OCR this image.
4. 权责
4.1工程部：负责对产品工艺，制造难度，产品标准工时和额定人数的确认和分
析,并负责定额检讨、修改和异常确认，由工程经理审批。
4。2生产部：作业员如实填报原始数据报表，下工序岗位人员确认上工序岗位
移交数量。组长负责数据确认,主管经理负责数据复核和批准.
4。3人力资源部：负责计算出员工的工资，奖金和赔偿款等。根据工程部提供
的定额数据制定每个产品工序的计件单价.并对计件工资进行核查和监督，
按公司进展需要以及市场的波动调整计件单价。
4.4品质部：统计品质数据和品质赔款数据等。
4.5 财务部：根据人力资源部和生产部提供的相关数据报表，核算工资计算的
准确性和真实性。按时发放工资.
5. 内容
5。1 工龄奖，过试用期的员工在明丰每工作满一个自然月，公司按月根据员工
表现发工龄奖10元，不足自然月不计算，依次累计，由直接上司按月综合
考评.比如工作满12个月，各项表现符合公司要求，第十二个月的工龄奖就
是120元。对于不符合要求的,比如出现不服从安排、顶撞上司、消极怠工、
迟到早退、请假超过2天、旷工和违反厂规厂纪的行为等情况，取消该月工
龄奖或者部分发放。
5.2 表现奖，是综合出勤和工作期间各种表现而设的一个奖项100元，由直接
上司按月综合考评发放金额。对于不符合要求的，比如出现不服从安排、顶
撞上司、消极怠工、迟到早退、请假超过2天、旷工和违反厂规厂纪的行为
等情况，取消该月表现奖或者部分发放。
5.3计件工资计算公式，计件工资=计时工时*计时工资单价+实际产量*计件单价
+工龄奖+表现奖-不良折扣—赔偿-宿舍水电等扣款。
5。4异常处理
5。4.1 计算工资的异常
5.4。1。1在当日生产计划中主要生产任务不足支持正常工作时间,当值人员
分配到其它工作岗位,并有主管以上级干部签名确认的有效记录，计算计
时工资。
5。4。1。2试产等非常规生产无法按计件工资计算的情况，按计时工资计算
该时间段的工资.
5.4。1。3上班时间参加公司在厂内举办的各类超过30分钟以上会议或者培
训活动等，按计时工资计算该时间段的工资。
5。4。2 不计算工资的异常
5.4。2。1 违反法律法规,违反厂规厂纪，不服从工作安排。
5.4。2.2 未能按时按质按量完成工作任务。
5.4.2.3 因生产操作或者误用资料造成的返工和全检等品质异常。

■ WHAT YOU ARE ASKED TO DO ■
Check each line above for the word "消极怠工" and copy the ones that have it.

■ SOLUTION TO THIS PROBLEM ■
是120元。对于不符合要求的,比如出现不服从安排、顶撞上司、消极怠工、
撞上司、消极怠工、迟到早退、请假超过2天、旷工和违反厂规厂纪的行为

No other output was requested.